## Start
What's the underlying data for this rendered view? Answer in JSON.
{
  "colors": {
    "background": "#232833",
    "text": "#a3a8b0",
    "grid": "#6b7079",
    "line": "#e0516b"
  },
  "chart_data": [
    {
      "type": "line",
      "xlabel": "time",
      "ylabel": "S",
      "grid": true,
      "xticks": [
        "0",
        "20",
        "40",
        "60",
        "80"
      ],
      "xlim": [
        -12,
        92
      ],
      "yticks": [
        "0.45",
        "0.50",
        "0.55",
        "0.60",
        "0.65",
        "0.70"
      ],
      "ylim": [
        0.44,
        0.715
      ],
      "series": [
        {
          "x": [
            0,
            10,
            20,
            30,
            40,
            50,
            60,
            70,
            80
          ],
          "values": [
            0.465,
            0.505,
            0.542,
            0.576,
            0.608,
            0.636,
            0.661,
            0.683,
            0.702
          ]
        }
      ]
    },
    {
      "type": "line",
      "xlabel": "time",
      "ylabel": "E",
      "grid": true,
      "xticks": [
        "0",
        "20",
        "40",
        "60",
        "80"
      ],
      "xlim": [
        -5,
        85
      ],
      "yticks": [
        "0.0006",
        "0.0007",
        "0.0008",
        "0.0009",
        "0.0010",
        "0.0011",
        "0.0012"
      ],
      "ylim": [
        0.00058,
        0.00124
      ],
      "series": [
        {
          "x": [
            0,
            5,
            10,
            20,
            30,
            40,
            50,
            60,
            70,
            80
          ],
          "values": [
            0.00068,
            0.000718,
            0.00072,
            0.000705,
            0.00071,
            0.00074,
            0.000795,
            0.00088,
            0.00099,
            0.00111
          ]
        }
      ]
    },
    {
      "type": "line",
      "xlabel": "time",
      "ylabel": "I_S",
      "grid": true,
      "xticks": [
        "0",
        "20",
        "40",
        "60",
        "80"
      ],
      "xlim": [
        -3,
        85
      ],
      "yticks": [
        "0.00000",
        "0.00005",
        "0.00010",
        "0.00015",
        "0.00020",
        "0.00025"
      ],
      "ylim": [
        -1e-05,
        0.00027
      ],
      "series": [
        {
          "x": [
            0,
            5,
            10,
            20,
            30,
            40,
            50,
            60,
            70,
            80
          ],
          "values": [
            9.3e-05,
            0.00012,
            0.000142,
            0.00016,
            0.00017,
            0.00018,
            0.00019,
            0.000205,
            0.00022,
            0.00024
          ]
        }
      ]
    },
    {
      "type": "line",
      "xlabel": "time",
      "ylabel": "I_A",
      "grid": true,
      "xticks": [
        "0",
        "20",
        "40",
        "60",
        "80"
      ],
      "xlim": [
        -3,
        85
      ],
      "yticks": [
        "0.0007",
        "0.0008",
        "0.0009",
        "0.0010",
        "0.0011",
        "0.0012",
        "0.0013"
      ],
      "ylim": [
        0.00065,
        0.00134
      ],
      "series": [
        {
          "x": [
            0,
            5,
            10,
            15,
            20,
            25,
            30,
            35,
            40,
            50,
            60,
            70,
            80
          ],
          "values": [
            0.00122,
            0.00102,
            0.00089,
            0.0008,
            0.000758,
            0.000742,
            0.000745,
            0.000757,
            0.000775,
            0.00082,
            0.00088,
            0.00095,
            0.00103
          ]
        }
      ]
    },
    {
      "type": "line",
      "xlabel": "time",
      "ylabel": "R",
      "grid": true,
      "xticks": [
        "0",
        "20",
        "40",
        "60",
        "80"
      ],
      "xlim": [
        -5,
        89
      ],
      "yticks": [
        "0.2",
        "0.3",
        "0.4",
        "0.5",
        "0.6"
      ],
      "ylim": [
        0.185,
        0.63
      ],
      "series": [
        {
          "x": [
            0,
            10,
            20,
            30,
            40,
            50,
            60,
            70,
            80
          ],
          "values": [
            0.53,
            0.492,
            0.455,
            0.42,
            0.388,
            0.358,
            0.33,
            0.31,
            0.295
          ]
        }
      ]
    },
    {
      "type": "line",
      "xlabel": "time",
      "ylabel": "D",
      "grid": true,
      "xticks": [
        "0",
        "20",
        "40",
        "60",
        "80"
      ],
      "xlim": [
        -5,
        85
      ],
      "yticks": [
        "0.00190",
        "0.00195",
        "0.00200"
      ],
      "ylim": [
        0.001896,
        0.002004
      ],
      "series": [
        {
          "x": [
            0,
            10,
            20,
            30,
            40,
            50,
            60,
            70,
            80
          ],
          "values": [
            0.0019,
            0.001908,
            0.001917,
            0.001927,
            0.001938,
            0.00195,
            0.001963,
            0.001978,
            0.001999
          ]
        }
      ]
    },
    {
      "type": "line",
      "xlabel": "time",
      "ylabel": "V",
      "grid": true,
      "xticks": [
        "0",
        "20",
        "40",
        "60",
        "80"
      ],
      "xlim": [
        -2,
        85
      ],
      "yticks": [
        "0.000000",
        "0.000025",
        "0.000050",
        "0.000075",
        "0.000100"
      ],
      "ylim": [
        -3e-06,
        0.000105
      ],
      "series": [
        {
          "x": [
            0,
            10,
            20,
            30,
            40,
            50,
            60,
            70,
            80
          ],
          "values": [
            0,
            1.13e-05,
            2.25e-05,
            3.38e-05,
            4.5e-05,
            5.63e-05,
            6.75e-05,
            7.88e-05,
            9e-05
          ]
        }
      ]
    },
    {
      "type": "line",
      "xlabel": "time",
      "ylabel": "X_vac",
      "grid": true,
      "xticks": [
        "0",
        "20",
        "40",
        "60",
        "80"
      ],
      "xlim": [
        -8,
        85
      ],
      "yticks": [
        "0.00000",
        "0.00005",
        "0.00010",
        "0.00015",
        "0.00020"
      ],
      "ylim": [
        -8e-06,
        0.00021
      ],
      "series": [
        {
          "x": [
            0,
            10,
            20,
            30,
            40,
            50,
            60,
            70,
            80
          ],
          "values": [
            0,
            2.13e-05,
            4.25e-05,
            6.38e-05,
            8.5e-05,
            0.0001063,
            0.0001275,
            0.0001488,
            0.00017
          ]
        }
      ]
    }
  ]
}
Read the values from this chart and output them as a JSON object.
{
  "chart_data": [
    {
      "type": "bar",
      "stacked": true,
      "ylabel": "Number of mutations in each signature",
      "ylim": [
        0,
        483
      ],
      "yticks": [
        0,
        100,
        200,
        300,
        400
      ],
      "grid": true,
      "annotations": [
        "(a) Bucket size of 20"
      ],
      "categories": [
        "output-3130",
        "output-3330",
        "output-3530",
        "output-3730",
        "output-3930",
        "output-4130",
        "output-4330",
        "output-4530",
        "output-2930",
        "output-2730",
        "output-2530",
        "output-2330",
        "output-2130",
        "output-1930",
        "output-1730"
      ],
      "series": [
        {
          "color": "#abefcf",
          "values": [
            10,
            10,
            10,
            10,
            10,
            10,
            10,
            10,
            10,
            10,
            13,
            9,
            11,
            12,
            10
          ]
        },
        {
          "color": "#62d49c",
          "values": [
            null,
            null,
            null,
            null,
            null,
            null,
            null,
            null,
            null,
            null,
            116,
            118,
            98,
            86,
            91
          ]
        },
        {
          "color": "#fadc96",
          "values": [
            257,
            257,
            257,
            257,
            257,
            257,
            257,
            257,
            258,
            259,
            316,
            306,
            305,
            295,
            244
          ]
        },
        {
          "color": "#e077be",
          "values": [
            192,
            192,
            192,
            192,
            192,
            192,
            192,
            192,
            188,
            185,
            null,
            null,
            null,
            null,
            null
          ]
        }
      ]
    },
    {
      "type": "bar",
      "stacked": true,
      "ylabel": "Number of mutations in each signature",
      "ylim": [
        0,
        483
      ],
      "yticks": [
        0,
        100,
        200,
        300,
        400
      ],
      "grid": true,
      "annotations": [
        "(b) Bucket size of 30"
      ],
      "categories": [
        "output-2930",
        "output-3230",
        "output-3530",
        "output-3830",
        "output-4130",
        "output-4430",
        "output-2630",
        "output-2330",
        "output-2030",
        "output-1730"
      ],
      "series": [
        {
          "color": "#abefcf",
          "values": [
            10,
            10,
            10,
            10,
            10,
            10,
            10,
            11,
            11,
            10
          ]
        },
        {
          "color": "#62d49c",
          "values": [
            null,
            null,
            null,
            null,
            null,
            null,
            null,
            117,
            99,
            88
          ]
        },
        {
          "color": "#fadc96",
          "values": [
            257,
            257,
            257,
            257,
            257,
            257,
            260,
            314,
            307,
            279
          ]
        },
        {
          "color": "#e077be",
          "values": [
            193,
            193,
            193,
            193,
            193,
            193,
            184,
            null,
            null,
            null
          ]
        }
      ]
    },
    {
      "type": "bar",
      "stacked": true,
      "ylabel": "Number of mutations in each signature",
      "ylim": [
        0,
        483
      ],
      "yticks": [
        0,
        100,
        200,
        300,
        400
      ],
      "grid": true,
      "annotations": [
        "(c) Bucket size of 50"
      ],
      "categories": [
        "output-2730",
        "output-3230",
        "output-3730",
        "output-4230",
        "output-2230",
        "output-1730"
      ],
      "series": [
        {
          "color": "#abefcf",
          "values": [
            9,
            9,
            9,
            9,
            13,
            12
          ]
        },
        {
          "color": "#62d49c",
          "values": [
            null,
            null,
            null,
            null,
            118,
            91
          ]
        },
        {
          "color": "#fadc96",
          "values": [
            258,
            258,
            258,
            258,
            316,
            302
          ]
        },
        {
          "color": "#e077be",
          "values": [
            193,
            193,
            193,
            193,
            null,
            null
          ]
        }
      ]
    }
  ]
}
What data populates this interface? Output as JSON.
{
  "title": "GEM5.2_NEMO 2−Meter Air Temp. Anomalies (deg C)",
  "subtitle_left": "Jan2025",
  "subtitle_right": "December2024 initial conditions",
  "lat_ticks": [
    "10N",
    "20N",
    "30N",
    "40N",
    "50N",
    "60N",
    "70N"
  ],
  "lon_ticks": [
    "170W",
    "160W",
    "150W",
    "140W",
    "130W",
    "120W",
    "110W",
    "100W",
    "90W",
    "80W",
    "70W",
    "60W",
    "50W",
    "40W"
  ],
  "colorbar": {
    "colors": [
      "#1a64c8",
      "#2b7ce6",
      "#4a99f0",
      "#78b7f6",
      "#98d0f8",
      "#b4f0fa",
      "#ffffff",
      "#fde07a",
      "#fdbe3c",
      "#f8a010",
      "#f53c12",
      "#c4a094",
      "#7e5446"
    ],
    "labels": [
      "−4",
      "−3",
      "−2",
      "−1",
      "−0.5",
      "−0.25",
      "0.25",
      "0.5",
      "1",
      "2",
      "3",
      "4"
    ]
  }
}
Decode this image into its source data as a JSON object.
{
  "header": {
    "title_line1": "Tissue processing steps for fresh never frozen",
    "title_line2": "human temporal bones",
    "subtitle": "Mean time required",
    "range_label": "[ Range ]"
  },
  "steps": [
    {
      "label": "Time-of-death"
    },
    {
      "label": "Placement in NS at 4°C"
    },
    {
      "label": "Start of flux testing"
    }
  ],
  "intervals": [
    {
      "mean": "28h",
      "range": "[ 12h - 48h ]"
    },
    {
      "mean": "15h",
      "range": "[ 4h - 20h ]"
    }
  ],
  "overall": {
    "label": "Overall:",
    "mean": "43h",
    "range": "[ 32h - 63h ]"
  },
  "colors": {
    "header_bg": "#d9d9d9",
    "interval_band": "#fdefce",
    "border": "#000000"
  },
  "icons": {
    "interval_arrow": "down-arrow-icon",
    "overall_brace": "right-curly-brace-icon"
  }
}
## End
**Given instruction**
Starting at the line that contains "Decode this image", output each remaining line of the listing, the last line included, exactly as it appears.

**Answer to the exercise**
Decode this image into its source data as a JSON object.
{
  "header": {
    "title_line1": "Tissue processing steps for fresh never frozen",
    "title_line2": "human temporal bones",
    "subtitle": "Mean time required",
    "range_label": "[ Range ]"
  },
  "steps": [
    {
      "label": "Time-of-death"
    },
    {
      "label": "Placement in NS at 4°C"
    },
    {
      "label": "Start of flux testing"
    }
  ],
  "intervals": [
    {
      "mean": "28h",
      "range": "[ 12h - 48h ]"
    },
    {
      "mean": "15h",
      "range": "[ 4h - 20h ]"
    }
  ],
  "overall": {
    "label": "Overall:",
    "mean": "43h",
    "range": "[ 32h - 63h ]"
  },
  "colors": {
    "header_bg": "#d9d9d9",
    "interval_band": "#fdefce",
    "border": "#000000"
  },
  "icons": {
    "interval_arrow": "down-arrow-icon",
    "overall_brace": "right-curly-brace-icon"
  }
}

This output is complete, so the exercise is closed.